> WRITTEN EXERCISE
Omit every picture and output the rest of the records exactly as they are.

[Begin]

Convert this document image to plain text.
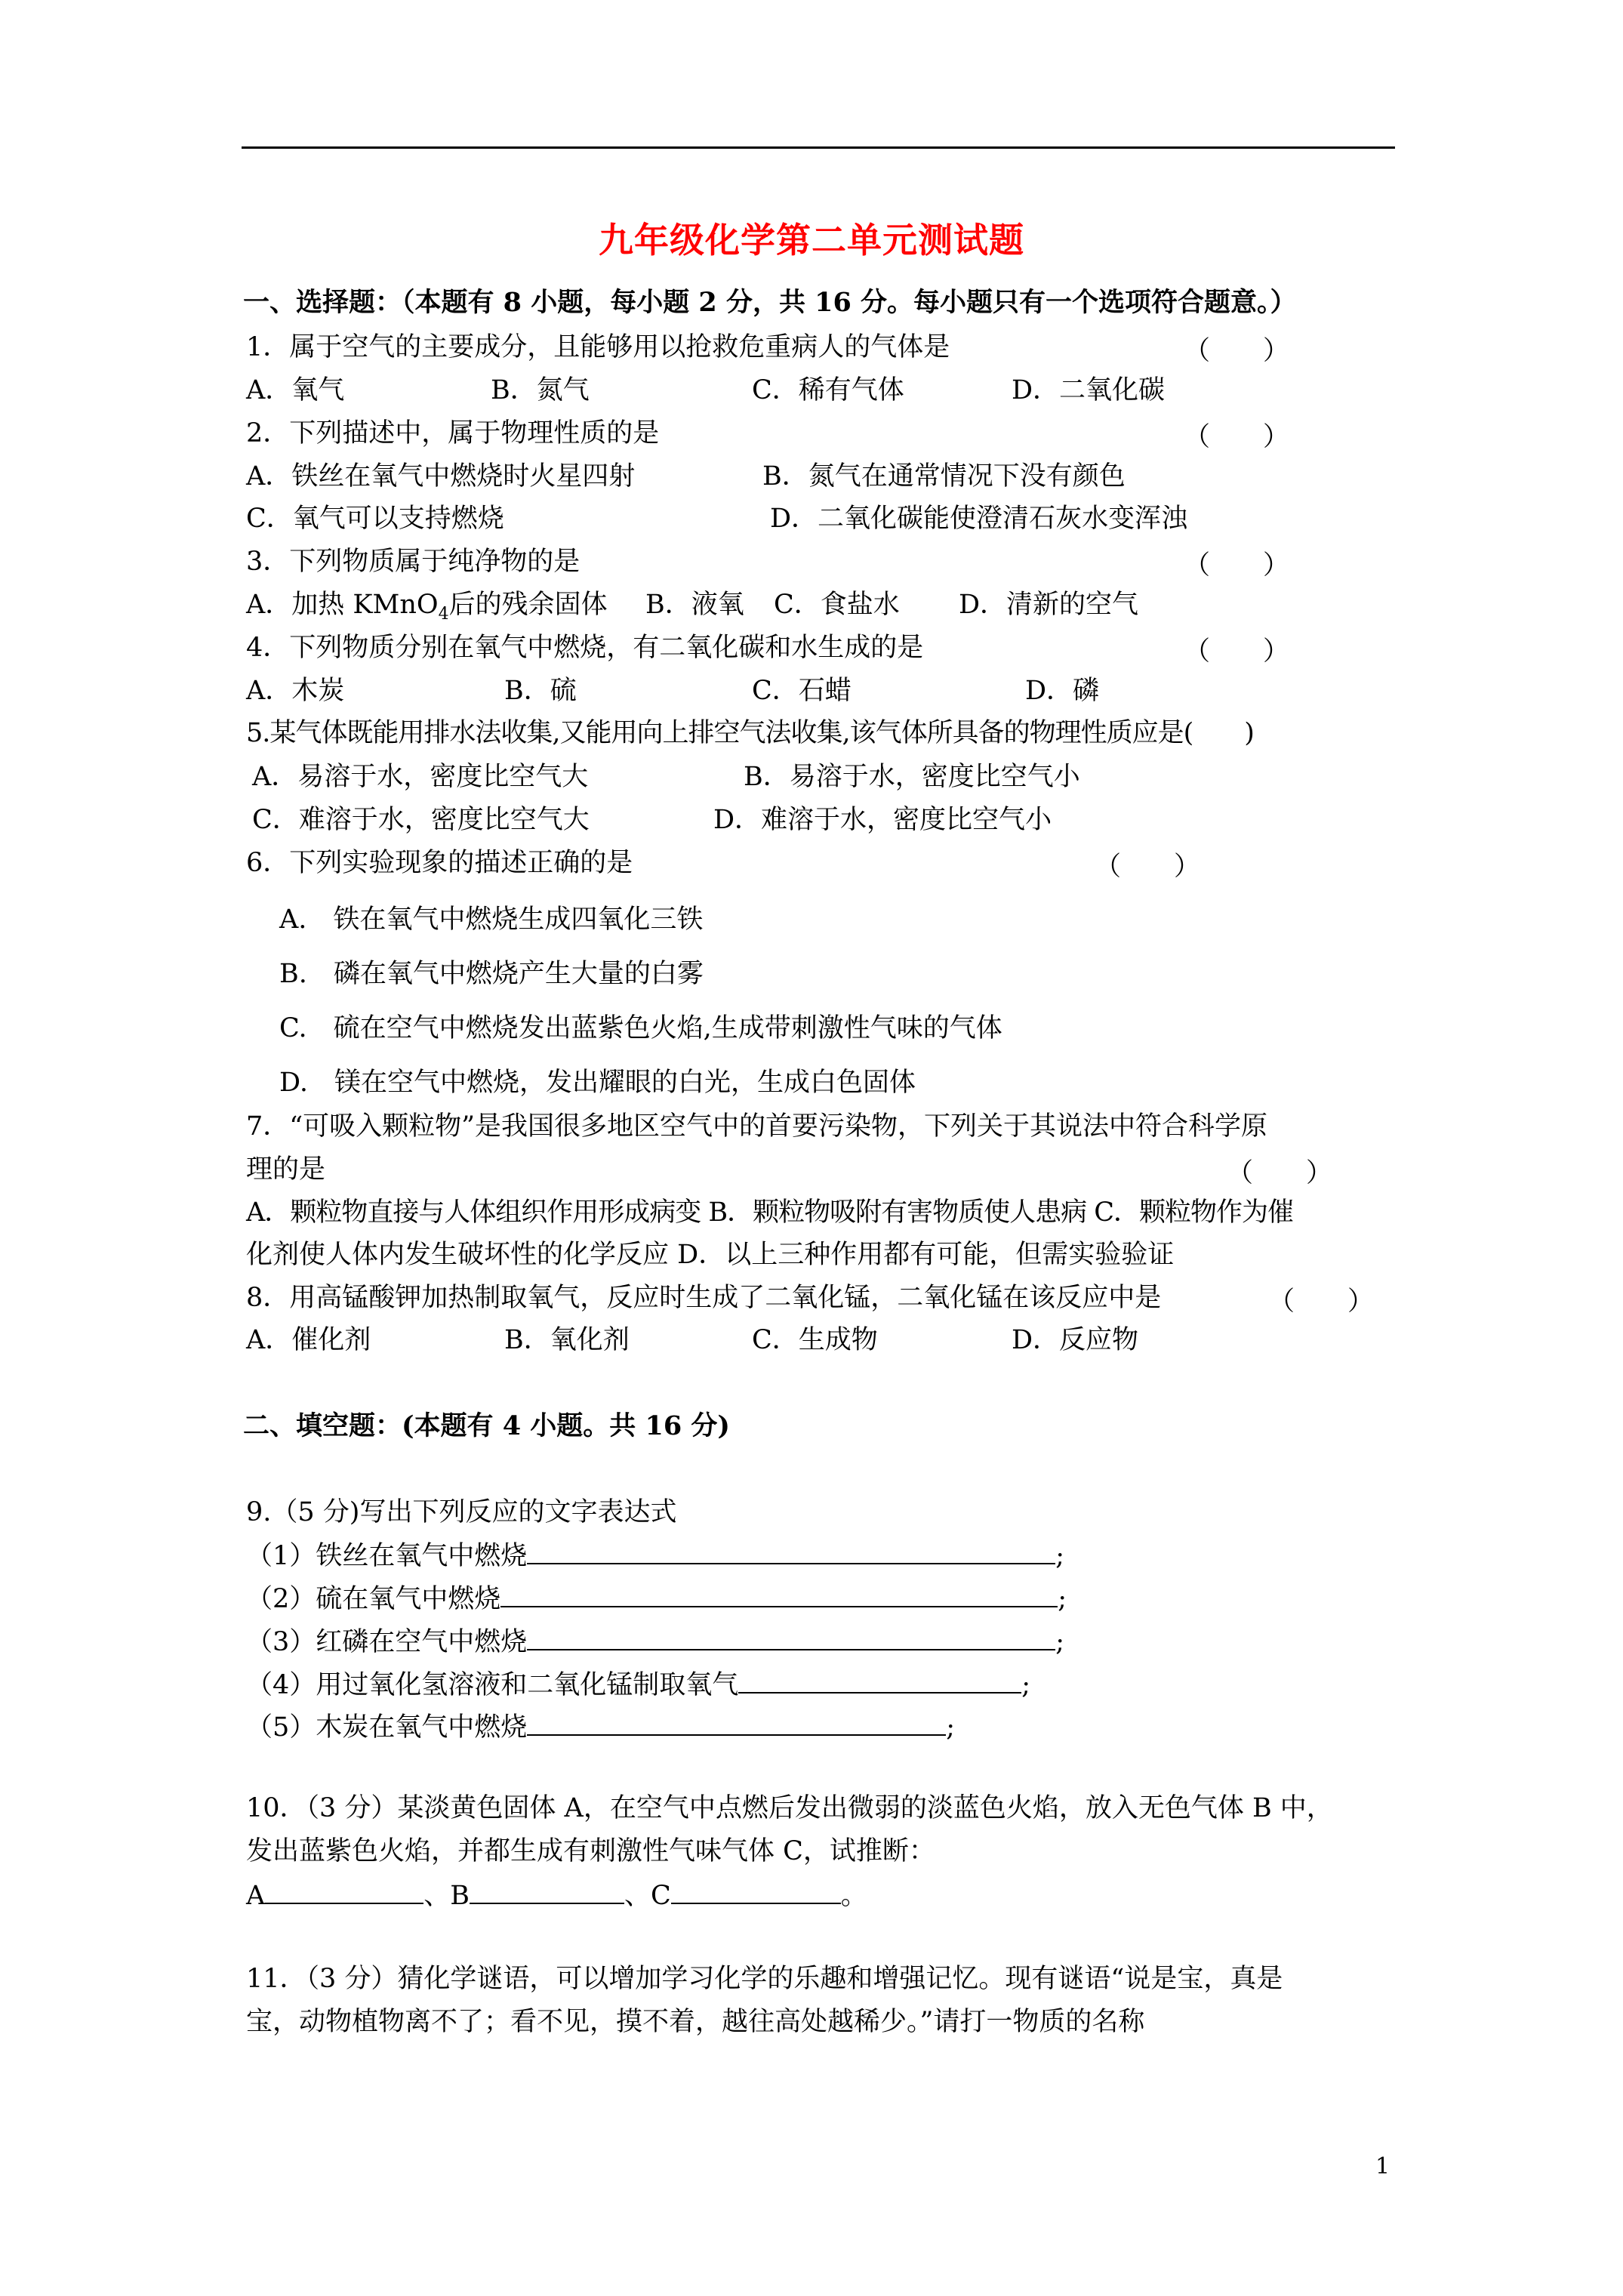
九年级化学第二单元测试题
一、选择题：（本题有 8 小题，每小题 2 分，共 16 分。每小题只有一个选项符合题意。）
1．属于空气的主要成分，且能够用以抢救危重病人的气体是	（　　）
A．氧气	B．氮气	C．稀有气体	D．二氧化碳
2．下列描述中，属于物理性质的是	（　　）
A．铁丝在氧气中燃烧时火星四射	B．氮气在通常情况下没有颜色
C．氧气可以支持燃烧	D．二氧化碳能使澄清石灰水变浑浊
3．下列物质属于纯净物的是	（　　）
A．加热 KMnO$_4$后的残余固体 B．液氧 C．食盐水 D．清新的空气
4．下列物质分别在氧气中燃烧，有二氧化碳和水生成的是	（　　）
A．木炭	B．硫	C．石蜡	D．磷
5.某气体既能用排水法收集,又能用向上排空气法收集,该气体所具备的物理性质应是(　　)
A．易溶于水，密度比空气大	B．易溶于水，密度比空气小
C．难溶于水，密度比空气大	D．难溶于水，密度比空气小
6．下列实验现象的描述正确的是	（　　）
A.　铁在氧气中燃烧生成四氧化三铁
B.　磷在氧气中燃烧产生大量的白雾
C.　硫在空气中燃烧发出蓝紫色火焰,生成带刺激性气味的气体
D.　镁在空气中燃烧，发出耀眼的白光，生成白色固体
7．“可吸入颗粒物”是我国很多地区空气中的首要污染物，下列关于其说法中符合科学原
理的是	（　　）
A．颗粒物直接与人体组织作用形成病变 B．颗粒物吸附有害物质使人患病 C．颗粒物作为催
化剂使人体内发生破坏性的化学反应 D．以上三种作用都有可能，但需实验验证
8．用高锰酸钾加热制取氧气，反应时生成了二氧化锰，二氧化锰在该反应中是	（　　）
A．催化剂	B．氧化剂	C．生成物	D．反应物
二、填空题：(本题有 4 小题。共 16 分)
9.（5 分)写出下列反应的文字表达式
（1）铁丝在氧气中燃烧	;
（2）硫在氧气中燃烧	;
（3）红磷在空气中燃烧	;
（4）用过氧化氢溶液和二氧化锰制取氧气	;
（5）木炭在氧气中燃烧	;
10．（3 分）某淡黄色固体 A，在空气中点燃后发出微弱的淡蓝色火焰，放入无色气体 B 中，
发出蓝紫色火焰，并都生成有刺激性气味气体 C，试推断：
A	、B	、C	。
11．（3 分）猜化学谜语，可以增加学习化学的乐趣和增强记忆。现有谜语“说是宝，真是
宝，动物植物离不了；看不见，摸不着，越往高处越稀少。”请打一物质的名称
1
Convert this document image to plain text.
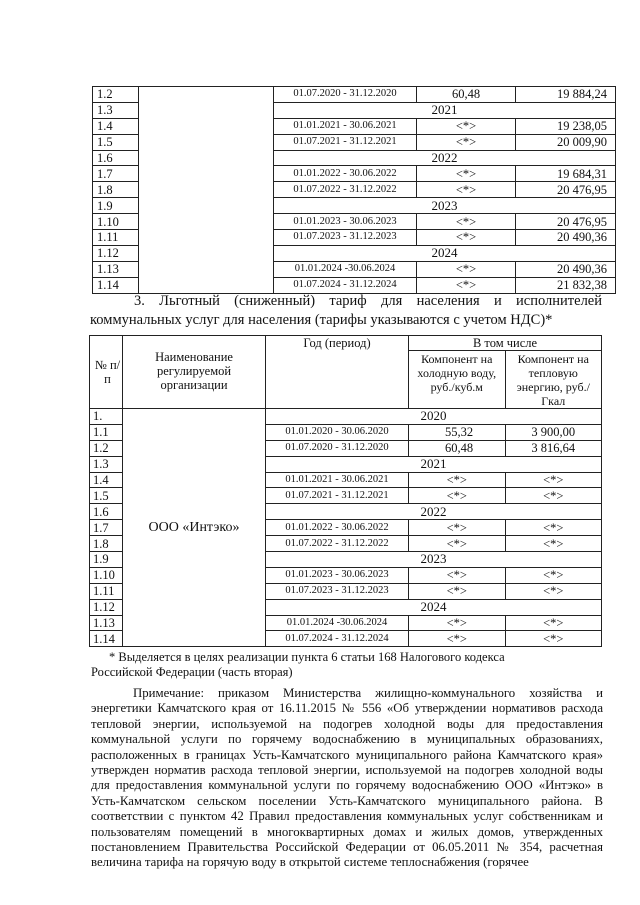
1.2		01.07.2020 - 31.12.2020	60,48	19 884,24
1.3		2021		
1.4		01.01.2021 - 30.06.2021	<*>	19 238,05
1.5		01.07.2021 - 31.12.2021	<*>	20 009,90
1.6		2022		
1.7		01.01.2022 - 30.06.2022	<*>	19 684,31
1.8		01.07.2022 - 31.12.2022	<*>	20 476,95
1.9		2023		
1.10		01.01.2023 - 30.06.2023	<*>	20 476,95
1.11		01.07.2023 - 31.12.2023	<*>	20 490,36
1.12		2024		
1.13		01.01.2024 -30.06.2024	<*>	20 490,36
1.14		01.07.2024 - 31.12.2024	<*>	21 832,38
3. Льготный (сниженный) тариф для населения и исполнителей
коммунальных услуг для населения (тарифы указываются с учетом НДС)*
№ п/п	Наименование регулируемой организации	Год (период)	В том числе	
			Компонент на холодную воду, руб./куб.м	Компонент на тепловую энергию, руб./Гкал
1.	ООО «Интэко»	2020		
1.1		01.01.2020 - 30.06.2020	55,32	3 900,00
1.2		01.07.2020 - 31.12.2020	60,48	3 816,64
1.3		2021		
1.4		01.01.2021 - 30.06.2021	<*>	<*>
1.5		01.07.2021 - 31.12.2021	<*>	<*>
1.6		2022		
1.7		01.01.2022 - 30.06.2022	<*>	<*>
1.8		01.07.2022 - 31.12.2022	<*>	<*>
1.9		2023		
1.10		01.01.2023 - 30.06.2023	<*>	<*>
1.11		01.07.2023 - 31.12.2023	<*>	<*>
1.12		2024		
1.13		01.01.2024 -30.06.2024	<*>	<*>
1.14		01.07.2024 - 31.12.2024	<*>	<*>
* Выделяется в целях реализации пункта 6 статьи 168 Налогового кодекса
Российской Федерации (часть вторая)

Примечание: приказом Министерства жилищно-коммунального хозяйства и энергетики Камчатского края от 16.11.2015 № 556 «Об утверждении нормативов расхода тепловой энергии, используемой на подогрев холодной воды для предоставления коммунальной услуги по горячему водоснабжению в муниципальных образованиях, расположенных в границах Усть-Камчатского муниципального района Камчатского края» утвержден норматив расхода тепловой энергии, используемой на подогрев холодной воды для предоставления коммунальной услуги по горячему водоснабжению ООО «Интэко» в Усть-Камчатском сельском поселении Усть-Камчатского муниципального района. В соответствии с пунктом 42 Правил предоставления коммунальных услуг собственникам и пользователям помещений в многоквартирных домах и жилых домов, утвержденных постановлением Правительства Российской Федерации от 06.05.2011 № 354, расчетная величина тарифа на горячую воду в открытой системе теплоснабжения (горячее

[End]

> SOLUTION
Convert this document image to plain text.
九年级化学第二单元测试题
一、选择题：（本题有 8 小题，每小题 2 分，共 16 分。每小题只有一个选项符合题意。）
1．属于空气的主要成分，且能够用以抢救危重病人的气体是	（　　）
A．氧气	B．氮气	C．稀有气体	D．二氧化碳
2．下列描述中，属于物理性质的是	（　　）
A．铁丝在氧气中燃烧时火星四射	B．氮气在通常情况下没有颜色
C．氧气可以支持燃烧	D．二氧化碳能使澄清石灰水变浑浊
3．下列物质属于纯净物的是	（　　）
A．加热 KMnO$_4$后的残余固体 B．液氧 C．食盐水 D．清新的空气
4．下列物质分别在氧气中燃烧，有二氧化碳和水生成的是	（　　）
A．木炭	B．硫	C．石蜡	D．磷
5.某气体既能用排水法收集,又能用向上排空气法收集,该气体所具备的物理性质应是(　　)
A．易溶于水，密度比空气大	B．易溶于水，密度比空气小
C．难溶于水，密度比空气大	D．难溶于水，密度比空气小
6．下列实验现象的描述正确的是	（　　）
A.　铁在氧气中燃烧生成四氧化三铁
B.　磷在氧气中燃烧产生大量的白雾
C.　硫在空气中燃烧发出蓝紫色火焰,生成带刺激性气味的气体
D.　镁在空气中燃烧，发出耀眼的白光，生成白色固体
7．“可吸入颗粒物”是我国很多地区空气中的首要污染物，下列关于其说法中符合科学原
理的是	（　　）
A．颗粒物直接与人体组织作用形成病变 B．颗粒物吸附有害物质使人患病 C．颗粒物作为催
化剂使人体内发生破坏性的化学反应 D．以上三种作用都有可能，但需实验验证
8．用高锰酸钾加热制取氧气，反应时生成了二氧化锰，二氧化锰在该反应中是	（　　）
A．催化剂	B．氧化剂	C．生成物	D．反应物
二、填空题：(本题有 4 小题。共 16 分)
9.（5 分)写出下列反应的文字表达式
（1）铁丝在氧气中燃烧	;
（2）硫在氧气中燃烧	;
（3）红磷在空气中燃烧	;
（4）用过氧化氢溶液和二氧化锰制取氧气	;
（5）木炭在氧气中燃烧	;
10．（3 分）某淡黄色固体 A，在空气中点燃后发出微弱的淡蓝色火焰，放入无色气体 B 中，
发出蓝紫色火焰，并都生成有刺激性气味气体 C，试推断：
A	、B	、C	。
11．（3 分）猜化学谜语，可以增加学习化学的乐趣和增强记忆。现有谜语“说是宝，真是
宝，动物植物离不了；看不见，摸不着，越往高处越稀少。”请打一物质的名称
1
Convert this document image to plain text.
1.2		01.07.2020 - 31.12.2020	60,48	19 884,24
1.3		2021		
1.4		01.01.2021 - 30.06.2021	<*>	19 238,05
1.5		01.07.2021 - 31.12.2021	<*>	20 009,90
1.6		2022		
1.7		01.01.2022 - 30.06.2022	<*>	19 684,31
1.8		01.07.2022 - 31.12.2022	<*>	20 476,95
1.9		2023		
1.10		01.01.2023 - 30.06.2023	<*>	20 476,95
1.11		01.07.2023 - 31.12.2023	<*>	20 490,36
1.12		2024		
1.13		01.01.2024 -30.06.2024	<*>	20 490,36
1.14		01.07.2024 - 31.12.2024	<*>	21 832,38
3. Льготный (сниженный) тариф для населения и исполнителей
коммунальных услуг для населения (тарифы указываются с учетом НДС)*
№ п/п	Наименование регулируемой организации	Год (период)	В том числе	
			Компонент на холодную воду, руб./куб.м	Компонент на тепловую энергию, руб./Гкал
1.	ООО «Интэко»	2020		
1.1		01.01.2020 - 30.06.2020	55,32	3 900,00
1.2		01.07.2020 - 31.12.2020	60,48	3 816,64
1.3		2021		
1.4		01.01.2021 - 30.06.2021	<*>	<*>
1.5		01.07.2021 - 31.12.2021	<*>	<*>
1.6		2022		
1.7		01.01.2022 - 30.06.2022	<*>	<*>
1.8		01.07.2022 - 31.12.2022	<*>	<*>
1.9		2023		
1.10		01.01.2023 - 30.06.2023	<*>	<*>
1.11		01.07.2023 - 31.12.2023	<*>	<*>
1.12		2024		
1.13		01.01.2024 -30.06.2024	<*>	<*>
1.14		01.07.2024 - 31.12.2024	<*>	<*>
* Выделяется в целях реализации пункта 6 статьи 168 Налогового кодекса
Российской Федерации (часть вторая)

Примечание: приказом Министерства жилищно-коммунального хозяйства и энергетики Камчатского края от 16.11.2015 № 556 «Об утверждении нормативов расхода тепловой энергии, используемой на подогрев холодной воды для предоставления коммунальной услуги по горячему водоснабжению в муниципальных образованиях, расположенных в границах Усть-Камчатского муниципального района Камчатского края» утвержден норматив расхода тепловой энергии, используемой на подогрев холодной воды для предоставления коммунальной услуги по горячему водоснабжению ООО «Интэко» в Усть-Камчатском сельском поселении Усть-Камчатского муниципального района. В соответствии с пунктом 42 Правил предоставления коммунальных услуг собственникам и пользователям помещений в многоквартирных домах и жилых домов, утвержденных постановлением Правительства Российской Федерации от 06.05.2011 № 354, расчетная величина тарифа на горячую воду в открытой системе теплоснабжения (горячее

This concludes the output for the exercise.